- [Work instruction] Tally up the lines below that contain the word "ylabel" and give the total alone.

- [Source information]
/---

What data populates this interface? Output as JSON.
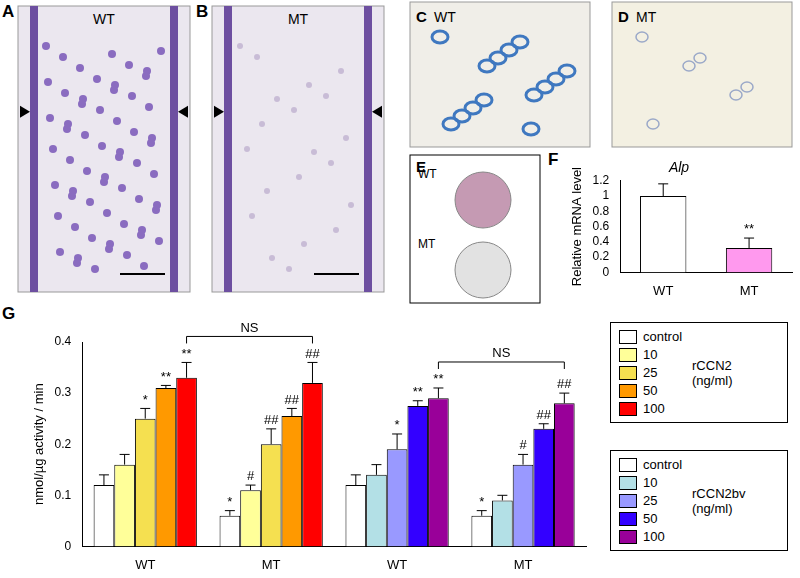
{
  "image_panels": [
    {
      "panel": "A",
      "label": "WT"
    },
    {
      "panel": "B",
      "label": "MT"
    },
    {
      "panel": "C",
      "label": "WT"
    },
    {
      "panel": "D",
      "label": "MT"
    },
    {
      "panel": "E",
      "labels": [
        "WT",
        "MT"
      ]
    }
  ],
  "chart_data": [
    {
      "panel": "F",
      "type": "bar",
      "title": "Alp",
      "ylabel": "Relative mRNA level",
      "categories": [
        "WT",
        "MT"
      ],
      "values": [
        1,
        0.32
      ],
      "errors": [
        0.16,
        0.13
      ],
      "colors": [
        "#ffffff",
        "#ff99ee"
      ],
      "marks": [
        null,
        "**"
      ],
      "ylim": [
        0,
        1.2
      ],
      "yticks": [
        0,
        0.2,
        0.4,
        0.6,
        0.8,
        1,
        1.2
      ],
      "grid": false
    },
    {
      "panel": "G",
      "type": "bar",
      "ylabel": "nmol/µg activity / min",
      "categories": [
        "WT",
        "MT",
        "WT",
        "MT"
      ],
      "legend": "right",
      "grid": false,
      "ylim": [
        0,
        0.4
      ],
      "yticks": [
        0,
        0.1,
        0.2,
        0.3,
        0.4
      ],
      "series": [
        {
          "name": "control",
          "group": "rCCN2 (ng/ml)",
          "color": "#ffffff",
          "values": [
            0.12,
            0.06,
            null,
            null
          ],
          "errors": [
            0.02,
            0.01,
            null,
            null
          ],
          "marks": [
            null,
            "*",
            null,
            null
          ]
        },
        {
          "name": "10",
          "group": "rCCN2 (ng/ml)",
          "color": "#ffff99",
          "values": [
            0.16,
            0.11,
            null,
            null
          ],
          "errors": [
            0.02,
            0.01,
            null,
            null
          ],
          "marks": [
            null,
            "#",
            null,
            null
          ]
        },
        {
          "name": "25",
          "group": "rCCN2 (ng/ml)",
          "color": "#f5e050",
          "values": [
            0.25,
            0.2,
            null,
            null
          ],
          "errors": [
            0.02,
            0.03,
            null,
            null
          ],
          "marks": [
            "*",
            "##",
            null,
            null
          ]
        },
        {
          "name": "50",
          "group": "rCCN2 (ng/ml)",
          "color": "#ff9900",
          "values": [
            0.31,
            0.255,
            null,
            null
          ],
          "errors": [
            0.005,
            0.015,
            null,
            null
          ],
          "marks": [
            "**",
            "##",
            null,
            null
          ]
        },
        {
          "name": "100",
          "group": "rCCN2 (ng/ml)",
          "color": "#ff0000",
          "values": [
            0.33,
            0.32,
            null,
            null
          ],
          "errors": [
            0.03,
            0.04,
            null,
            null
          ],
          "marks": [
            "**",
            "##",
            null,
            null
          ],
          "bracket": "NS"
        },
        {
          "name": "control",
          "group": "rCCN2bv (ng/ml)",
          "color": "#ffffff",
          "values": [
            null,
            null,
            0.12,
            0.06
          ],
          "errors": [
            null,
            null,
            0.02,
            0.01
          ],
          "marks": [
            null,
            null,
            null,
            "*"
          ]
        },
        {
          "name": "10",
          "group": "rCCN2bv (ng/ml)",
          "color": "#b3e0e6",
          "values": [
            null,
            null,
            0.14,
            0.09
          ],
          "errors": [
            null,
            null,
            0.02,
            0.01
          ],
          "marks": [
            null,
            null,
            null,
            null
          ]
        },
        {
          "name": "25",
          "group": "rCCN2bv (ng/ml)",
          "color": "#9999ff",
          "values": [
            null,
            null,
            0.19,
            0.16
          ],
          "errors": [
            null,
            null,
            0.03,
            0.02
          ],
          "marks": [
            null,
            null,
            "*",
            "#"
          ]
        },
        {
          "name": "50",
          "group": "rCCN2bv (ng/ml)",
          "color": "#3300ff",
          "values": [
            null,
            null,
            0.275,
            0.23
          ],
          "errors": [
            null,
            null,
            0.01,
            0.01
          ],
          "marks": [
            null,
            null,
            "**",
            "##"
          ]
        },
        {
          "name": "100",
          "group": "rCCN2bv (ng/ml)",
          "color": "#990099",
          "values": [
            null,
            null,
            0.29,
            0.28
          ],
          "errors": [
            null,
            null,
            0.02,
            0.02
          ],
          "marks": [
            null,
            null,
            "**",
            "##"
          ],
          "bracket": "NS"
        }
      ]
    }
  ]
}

\---
/---

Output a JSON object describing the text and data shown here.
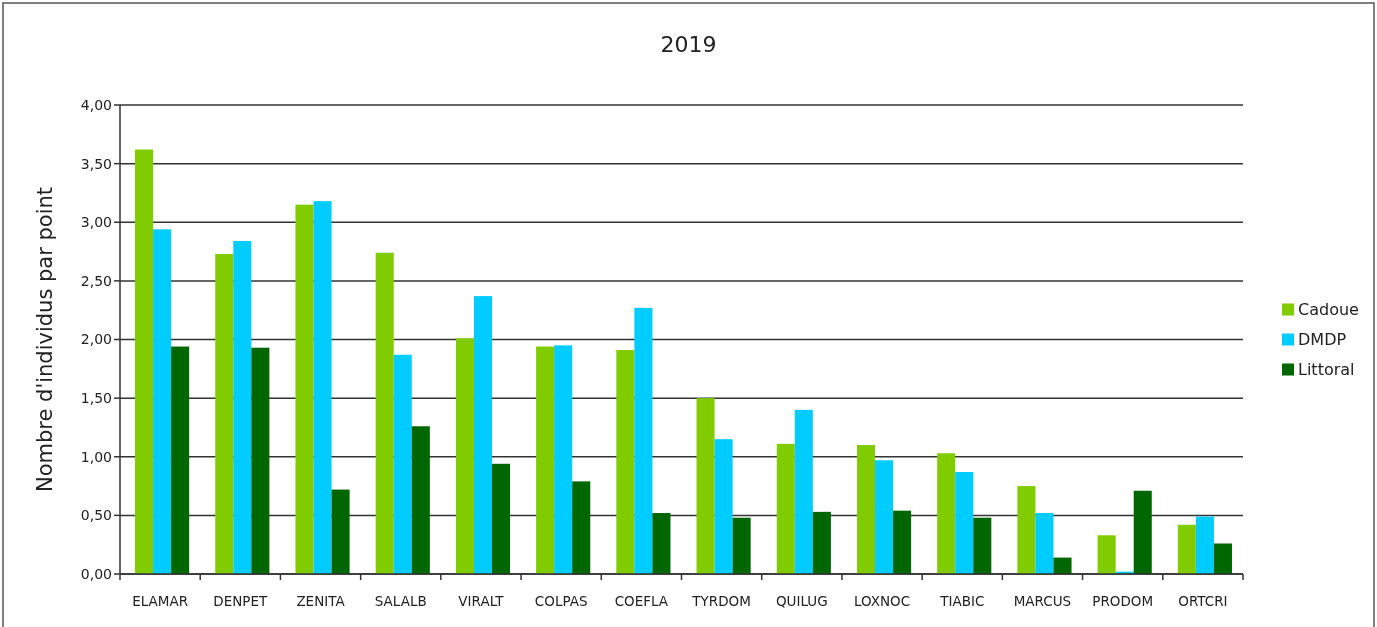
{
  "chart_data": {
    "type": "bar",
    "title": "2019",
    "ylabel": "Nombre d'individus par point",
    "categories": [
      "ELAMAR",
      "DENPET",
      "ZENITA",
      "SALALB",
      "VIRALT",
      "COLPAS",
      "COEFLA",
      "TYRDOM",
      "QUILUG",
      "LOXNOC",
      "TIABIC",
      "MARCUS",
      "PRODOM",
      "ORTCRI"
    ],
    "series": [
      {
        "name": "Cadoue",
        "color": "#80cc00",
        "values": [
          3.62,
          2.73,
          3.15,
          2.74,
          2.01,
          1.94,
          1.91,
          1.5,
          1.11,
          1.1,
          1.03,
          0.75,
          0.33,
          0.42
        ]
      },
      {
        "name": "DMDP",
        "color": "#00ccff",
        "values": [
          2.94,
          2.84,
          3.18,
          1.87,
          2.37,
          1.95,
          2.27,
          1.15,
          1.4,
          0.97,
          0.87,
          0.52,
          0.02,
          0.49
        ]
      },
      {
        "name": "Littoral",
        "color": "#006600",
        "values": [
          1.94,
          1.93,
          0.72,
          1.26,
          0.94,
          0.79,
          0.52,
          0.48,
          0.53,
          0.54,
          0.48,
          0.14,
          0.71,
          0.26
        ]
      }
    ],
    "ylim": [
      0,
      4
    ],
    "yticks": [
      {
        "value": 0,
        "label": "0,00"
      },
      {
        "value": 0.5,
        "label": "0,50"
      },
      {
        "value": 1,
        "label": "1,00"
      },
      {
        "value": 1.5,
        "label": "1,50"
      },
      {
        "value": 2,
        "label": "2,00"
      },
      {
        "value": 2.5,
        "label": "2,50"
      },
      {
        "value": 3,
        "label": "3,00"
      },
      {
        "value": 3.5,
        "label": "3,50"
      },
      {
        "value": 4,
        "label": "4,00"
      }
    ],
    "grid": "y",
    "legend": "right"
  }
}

\---

- [Reply] 3